How many lines of these entries hold the string "Security"? Answer with the number alone.
----- Listing
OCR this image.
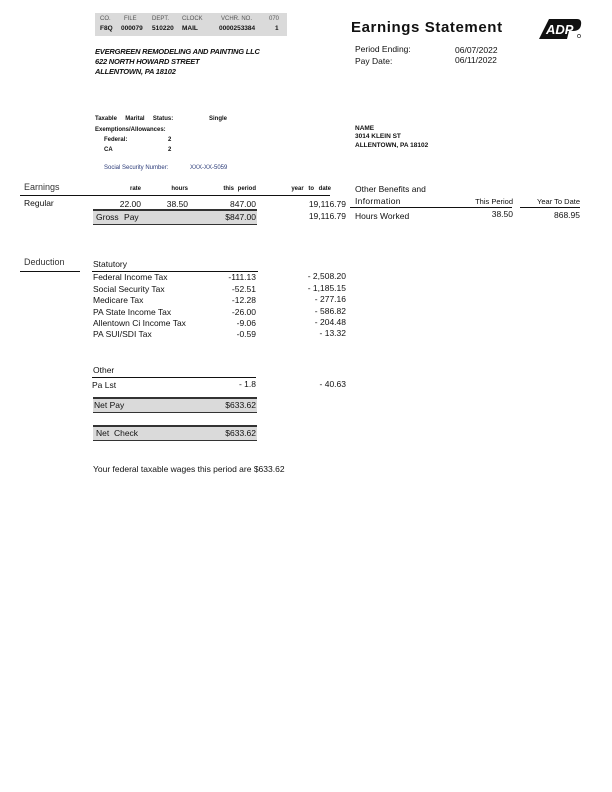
CO. FILE	DEPT. CLOCK	VCHR. NO.	070
F8Q 000079 510220 MAIL	0000253384	1
EVERGREEN REMODELING AND PAINTING LLC
622 NORTH HOWARD STREET
ALLENTOWN, PA 18102
Earnings Statement	ADP
Period Ending:	06/07/2022
Pay Date:	06/11/2022
Taxable     Marital     Status:	Single
Exemptions/Allowances:
Federal:	2
CA	2
Social Security Number:	XXX-XX-5059
NAME
3014 KLEIN ST
ALLENTOWN, PA 18102
Earnings	rate	hours	this period	year to date
Regular	22.00	38.50	847.00	19,116.79
Gross Pay	$847.00	19,116.79
Other Benefits and
Information	This Period	Year To Date
Hours Worked	38.50	868.95
Deduction	Statutory
Federal Income Tax	-111.13	- 2,508.20
Social Security Tax	-52.51	- 1,185.15
Medicare Tax	-12.28	- 277.16
PA State Income Tax	-26.00	- 586.82
Allentown Ci Income Tax	-9.06	- 204.48
PA SUI/SDI Tax	-0.59	- 13.32
Other
Pa Lst	- 1.8	- 40.63
Net Pay	$633.62
Net  Check	$633.62
Your federal taxable wages this period are $633.62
----------
Problem solution. 2